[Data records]
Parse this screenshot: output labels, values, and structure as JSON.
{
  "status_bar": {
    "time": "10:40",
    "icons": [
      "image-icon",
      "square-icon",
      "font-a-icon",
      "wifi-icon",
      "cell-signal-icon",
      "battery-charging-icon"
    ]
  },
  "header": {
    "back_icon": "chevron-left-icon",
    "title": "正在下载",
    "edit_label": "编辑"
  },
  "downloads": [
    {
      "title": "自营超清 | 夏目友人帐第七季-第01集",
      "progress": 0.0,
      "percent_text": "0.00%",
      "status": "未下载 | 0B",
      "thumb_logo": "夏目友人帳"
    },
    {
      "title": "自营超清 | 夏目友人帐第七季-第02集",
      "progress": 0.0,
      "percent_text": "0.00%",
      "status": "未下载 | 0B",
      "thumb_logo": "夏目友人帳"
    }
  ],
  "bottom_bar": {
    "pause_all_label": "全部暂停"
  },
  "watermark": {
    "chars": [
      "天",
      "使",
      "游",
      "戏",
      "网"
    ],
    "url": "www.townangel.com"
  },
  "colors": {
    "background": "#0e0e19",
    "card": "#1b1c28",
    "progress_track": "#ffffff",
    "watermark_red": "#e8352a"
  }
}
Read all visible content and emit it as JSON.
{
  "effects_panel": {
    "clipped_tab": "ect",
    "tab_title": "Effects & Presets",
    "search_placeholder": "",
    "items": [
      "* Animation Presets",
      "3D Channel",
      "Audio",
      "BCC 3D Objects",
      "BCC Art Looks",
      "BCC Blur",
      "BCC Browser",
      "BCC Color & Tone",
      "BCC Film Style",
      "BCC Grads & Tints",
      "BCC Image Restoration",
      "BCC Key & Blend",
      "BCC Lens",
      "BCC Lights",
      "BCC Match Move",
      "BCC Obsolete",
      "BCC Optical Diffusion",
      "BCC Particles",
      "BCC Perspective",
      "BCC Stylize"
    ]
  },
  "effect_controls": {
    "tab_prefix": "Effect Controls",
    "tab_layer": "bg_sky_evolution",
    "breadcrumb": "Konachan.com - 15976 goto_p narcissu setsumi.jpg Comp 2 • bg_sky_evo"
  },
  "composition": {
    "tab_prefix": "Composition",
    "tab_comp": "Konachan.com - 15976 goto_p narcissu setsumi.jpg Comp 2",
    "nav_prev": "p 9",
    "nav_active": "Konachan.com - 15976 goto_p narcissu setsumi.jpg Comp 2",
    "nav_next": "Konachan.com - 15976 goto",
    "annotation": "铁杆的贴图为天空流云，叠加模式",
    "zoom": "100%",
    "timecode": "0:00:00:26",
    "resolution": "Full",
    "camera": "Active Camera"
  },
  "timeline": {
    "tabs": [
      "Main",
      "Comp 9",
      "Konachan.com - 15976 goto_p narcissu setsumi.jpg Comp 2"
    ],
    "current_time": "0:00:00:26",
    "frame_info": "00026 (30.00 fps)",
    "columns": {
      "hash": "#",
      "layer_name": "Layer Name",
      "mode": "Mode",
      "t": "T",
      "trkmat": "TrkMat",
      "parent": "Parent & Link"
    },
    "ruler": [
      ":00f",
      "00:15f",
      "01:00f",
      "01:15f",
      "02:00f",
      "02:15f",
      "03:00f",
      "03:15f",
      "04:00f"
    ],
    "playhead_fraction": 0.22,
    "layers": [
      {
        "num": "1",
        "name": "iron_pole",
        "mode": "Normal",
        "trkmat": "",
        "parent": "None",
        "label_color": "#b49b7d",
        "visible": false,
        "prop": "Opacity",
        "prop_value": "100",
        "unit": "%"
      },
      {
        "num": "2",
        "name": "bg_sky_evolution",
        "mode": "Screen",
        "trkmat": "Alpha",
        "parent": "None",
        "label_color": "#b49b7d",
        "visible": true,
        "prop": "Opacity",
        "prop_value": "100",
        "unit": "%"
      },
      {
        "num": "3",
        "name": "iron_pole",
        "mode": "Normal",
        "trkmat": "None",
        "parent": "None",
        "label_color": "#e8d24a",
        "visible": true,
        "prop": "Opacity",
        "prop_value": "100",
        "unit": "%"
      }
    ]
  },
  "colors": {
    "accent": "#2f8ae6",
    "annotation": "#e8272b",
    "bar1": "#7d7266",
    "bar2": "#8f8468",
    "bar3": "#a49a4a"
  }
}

[What the task asks] Copy out the full listing exactly.

[The reply]
Parse this screenshot: output labels, values, and structure as JSON.
{
  "status_bar": {
    "time": "10:40",
    "icons": [
      "image-icon",
      "square-icon",
      "font-a-icon",
      "wifi-icon",
      "cell-signal-icon",
      "battery-charging-icon"
    ]
  },
  "header": {
    "back_icon": "chevron-left-icon",
    "title": "正在下载",
    "edit_label": "编辑"
  },
  "downloads": [
    {
      "title": "自营超清 | 夏目友人帐第七季-第01集",
      "progress": 0.0,
      "percent_text": "0.00%",
      "status": "未下载 | 0B",
      "thumb_logo": "夏目友人帳"
    },
    {
      "title": "自营超清 | 夏目友人帐第七季-第02集",
      "progress": 0.0,
      "percent_text": "0.00%",
      "status": "未下载 | 0B",
      "thumb_logo": "夏目友人帳"
    }
  ],
  "bottom_bar": {
    "pause_all_label": "全部暂停"
  },
  "watermark": {
    "chars": [
      "天",
      "使",
      "游",
      "戏",
      "网"
    ],
    "url": "www.townangel.com"
  },
  "colors": {
    "background": "#0e0e19",
    "card": "#1b1c28",
    "progress_track": "#ffffff",
    "watermark_red": "#e8352a"
  }
}
Read all visible content and emit it as JSON.
{
  "effects_panel": {
    "clipped_tab": "ect",
    "tab_title": "Effects & Presets",
    "search_placeholder": "",
    "items": [
      "* Animation Presets",
      "3D Channel",
      "Audio",
      "BCC 3D Objects",
      "BCC Art Looks",
      "BCC Blur",
      "BCC Browser",
      "BCC Color & Tone",
      "BCC Film Style",
      "BCC Grads & Tints",
      "BCC Image Restoration",
      "BCC Key & Blend",
      "BCC Lens",
      "BCC Lights",
      "BCC Match Move",
      "BCC Obsolete",
      "BCC Optical Diffusion",
      "BCC Particles",
      "BCC Perspective",
      "BCC Stylize"
    ]
  },
  "effect_controls": {
    "tab_prefix": "Effect Controls",
    "tab_layer": "bg_sky_evolution",
    "breadcrumb": "Konachan.com - 15976 goto_p narcissu setsumi.jpg Comp 2 • bg_sky_evo"
  },
  "composition": {
    "tab_prefix": "Composition",
    "tab_comp": "Konachan.com - 15976 goto_p narcissu setsumi.jpg Comp 2",
    "nav_prev": "p 9",
    "nav_active": "Konachan.com - 15976 goto_p narcissu setsumi.jpg Comp 2",
    "nav_next": "Konachan.com - 15976 goto",
    "annotation": "铁杆的贴图为天空流云，叠加模式",
    "zoom": "100%",
    "timecode": "0:00:00:26",
    "resolution": "Full",
    "camera": "Active Camera"
  },
  "timeline": {
    "tabs": [
      "Main",
      "Comp 9",
      "Konachan.com - 15976 goto_p narcissu setsumi.jpg Comp 2"
    ],
    "current_time": "0:00:00:26",
    "frame_info": "00026 (30.00 fps)",
    "columns": {
      "hash": "#",
      "layer_name": "Layer Name",
      "mode": "Mode",
      "t": "T",
      "trkmat": "TrkMat",
      "parent": "Parent & Link"
    },
    "ruler": [
      ":00f",
      "00:15f",
      "01:00f",
      "01:15f",
      "02:00f",
      "02:15f",
      "03:00f",
      "03:15f",
      "04:00f"
    ],
    "playhead_fraction": 0.22,
    "layers": [
      {
        "num": "1",
        "name": "iron_pole",
        "mode": "Normal",
        "trkmat": "",
        "parent": "None",
        "label_color": "#b49b7d",
        "visible": false,
        "prop": "Opacity",
        "prop_value": "100",
        "unit": "%"
      },
      {
        "num": "2",
        "name": "bg_sky_evolution",
        "mode": "Screen",
        "trkmat": "Alpha",
        "parent": "None",
        "label_color": "#b49b7d",
        "visible": true,
        "prop": "Opacity",
        "prop_value": "100",
        "unit": "%"
      },
      {
        "num": "3",
        "name": "iron_pole",
        "mode": "Normal",
        "trkmat": "None",
        "parent": "None",
        "label_color": "#e8d24a",
        "visible": true,
        "prop": "Opacity",
        "prop_value": "100",
        "unit": "%"
      }
    ]
  },
  "colors": {
    "accent": "#2f8ae6",
    "annotation": "#e8272b",
    "bar1": "#7d7266",
    "bar2": "#8f8468",
    "bar3": "#a49a4a"
  }
}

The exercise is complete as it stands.